Stored data:

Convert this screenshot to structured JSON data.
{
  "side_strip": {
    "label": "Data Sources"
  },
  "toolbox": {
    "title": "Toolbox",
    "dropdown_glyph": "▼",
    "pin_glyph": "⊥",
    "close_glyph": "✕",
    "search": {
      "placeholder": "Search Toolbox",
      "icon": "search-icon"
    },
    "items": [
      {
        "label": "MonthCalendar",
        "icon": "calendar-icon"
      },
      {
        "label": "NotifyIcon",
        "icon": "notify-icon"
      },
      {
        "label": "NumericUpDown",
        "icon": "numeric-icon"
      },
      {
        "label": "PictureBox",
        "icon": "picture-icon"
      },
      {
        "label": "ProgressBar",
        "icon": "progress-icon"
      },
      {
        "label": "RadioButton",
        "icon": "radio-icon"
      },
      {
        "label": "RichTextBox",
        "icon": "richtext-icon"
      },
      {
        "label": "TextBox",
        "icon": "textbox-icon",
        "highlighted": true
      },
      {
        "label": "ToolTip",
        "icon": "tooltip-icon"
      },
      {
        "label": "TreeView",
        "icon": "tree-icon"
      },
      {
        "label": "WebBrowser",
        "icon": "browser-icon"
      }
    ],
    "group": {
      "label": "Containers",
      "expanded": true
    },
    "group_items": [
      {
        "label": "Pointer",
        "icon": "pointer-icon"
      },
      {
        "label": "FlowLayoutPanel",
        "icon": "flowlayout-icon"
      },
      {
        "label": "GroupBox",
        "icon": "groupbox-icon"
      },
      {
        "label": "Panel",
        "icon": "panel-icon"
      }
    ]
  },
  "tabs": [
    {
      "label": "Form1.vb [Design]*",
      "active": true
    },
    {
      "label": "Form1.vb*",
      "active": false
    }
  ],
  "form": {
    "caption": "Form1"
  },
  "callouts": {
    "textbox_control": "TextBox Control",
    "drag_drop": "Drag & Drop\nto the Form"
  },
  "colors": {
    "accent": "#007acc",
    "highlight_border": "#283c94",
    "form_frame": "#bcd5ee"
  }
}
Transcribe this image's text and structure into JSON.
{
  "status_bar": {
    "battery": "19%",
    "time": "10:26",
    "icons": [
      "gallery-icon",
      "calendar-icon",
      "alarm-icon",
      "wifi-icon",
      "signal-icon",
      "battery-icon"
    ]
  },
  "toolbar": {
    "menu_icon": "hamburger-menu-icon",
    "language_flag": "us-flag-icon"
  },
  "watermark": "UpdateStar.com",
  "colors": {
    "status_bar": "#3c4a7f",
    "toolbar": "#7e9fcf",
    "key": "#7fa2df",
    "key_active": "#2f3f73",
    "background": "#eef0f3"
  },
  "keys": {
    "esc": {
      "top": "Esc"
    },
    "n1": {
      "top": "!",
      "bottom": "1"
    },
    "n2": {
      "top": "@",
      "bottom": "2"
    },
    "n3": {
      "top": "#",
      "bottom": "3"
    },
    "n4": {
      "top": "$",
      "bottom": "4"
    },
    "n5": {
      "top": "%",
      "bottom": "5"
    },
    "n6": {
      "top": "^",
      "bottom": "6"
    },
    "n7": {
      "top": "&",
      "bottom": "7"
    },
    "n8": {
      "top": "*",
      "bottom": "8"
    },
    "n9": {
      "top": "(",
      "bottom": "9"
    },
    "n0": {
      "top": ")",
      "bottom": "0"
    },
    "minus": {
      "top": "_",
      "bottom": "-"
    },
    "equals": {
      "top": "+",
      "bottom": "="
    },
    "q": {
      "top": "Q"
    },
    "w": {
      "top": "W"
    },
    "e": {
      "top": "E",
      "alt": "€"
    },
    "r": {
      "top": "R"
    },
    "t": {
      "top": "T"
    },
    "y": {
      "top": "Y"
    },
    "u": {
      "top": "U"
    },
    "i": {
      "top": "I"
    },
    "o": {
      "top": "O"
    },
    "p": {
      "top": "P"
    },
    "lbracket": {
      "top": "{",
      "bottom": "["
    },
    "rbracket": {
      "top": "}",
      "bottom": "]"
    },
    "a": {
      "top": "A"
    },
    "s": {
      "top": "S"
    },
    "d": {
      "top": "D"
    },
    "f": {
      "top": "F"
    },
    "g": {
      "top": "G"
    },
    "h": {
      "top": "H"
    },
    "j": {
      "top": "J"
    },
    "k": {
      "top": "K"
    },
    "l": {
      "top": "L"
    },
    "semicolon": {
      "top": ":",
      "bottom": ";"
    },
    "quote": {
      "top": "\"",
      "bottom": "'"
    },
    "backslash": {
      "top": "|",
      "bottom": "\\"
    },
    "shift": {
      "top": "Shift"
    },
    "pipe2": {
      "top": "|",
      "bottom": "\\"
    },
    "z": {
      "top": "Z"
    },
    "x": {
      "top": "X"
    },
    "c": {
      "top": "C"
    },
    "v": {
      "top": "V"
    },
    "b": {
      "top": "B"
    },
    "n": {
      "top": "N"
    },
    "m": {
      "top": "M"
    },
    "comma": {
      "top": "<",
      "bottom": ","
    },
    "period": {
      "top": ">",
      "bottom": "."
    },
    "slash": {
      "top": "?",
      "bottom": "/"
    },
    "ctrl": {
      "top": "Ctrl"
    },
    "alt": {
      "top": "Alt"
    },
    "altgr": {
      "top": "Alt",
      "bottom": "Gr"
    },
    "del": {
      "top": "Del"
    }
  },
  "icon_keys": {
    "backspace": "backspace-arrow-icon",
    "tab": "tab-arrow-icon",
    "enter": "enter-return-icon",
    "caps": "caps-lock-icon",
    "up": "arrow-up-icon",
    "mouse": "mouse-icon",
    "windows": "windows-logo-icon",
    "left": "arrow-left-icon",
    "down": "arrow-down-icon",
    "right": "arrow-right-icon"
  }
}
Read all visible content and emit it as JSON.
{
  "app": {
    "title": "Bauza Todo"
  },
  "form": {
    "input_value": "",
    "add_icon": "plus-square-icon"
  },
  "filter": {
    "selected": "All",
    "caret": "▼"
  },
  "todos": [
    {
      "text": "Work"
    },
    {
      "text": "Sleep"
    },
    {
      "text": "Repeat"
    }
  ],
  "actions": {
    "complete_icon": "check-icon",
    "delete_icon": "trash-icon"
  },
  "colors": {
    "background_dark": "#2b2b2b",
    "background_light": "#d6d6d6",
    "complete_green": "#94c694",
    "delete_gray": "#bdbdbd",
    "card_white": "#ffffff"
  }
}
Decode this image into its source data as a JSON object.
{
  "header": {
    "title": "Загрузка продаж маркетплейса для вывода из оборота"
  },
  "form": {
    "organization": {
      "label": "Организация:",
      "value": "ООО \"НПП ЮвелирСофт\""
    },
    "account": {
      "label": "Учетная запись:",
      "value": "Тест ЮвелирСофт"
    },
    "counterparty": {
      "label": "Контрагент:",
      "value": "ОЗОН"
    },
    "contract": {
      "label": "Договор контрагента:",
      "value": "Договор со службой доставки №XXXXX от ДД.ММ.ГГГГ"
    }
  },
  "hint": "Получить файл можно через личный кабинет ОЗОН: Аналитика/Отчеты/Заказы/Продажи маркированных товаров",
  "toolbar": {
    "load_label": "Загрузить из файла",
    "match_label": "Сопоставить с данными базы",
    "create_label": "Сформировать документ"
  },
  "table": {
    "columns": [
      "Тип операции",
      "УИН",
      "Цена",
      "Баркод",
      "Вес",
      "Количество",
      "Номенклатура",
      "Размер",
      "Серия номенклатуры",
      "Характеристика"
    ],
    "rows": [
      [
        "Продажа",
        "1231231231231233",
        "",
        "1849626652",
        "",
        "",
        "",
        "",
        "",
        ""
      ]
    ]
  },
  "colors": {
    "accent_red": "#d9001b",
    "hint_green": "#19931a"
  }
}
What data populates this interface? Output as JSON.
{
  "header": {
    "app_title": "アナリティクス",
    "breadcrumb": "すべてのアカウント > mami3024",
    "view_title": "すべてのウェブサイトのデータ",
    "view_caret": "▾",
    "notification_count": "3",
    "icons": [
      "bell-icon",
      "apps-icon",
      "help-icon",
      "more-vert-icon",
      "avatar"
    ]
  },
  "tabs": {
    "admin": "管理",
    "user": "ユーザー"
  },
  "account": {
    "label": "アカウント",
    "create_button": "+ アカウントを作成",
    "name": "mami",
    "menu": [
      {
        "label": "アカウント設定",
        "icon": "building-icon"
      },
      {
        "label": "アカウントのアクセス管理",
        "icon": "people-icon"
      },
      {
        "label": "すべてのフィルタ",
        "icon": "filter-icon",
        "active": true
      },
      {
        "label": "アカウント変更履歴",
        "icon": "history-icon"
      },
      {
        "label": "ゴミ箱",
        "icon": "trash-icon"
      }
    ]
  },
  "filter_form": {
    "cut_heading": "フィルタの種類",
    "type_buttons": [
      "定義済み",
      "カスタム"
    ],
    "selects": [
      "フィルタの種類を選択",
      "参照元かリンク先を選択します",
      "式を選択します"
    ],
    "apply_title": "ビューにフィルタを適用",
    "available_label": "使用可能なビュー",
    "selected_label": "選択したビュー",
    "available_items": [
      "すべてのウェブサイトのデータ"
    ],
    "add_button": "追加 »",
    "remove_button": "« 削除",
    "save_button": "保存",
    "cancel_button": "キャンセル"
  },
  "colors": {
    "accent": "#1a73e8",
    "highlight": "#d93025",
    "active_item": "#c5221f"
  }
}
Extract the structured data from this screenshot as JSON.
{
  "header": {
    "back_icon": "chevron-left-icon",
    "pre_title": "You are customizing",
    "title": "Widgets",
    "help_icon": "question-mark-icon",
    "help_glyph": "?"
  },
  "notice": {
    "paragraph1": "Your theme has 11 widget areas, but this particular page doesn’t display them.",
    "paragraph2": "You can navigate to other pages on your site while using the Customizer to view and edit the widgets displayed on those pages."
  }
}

[What is asked] Which lines of the data above contain "structured"? Copy each one.

[Exercise result]
Convert this screenshot to structured JSON data.
Extract the structured data from this screenshot as JSON.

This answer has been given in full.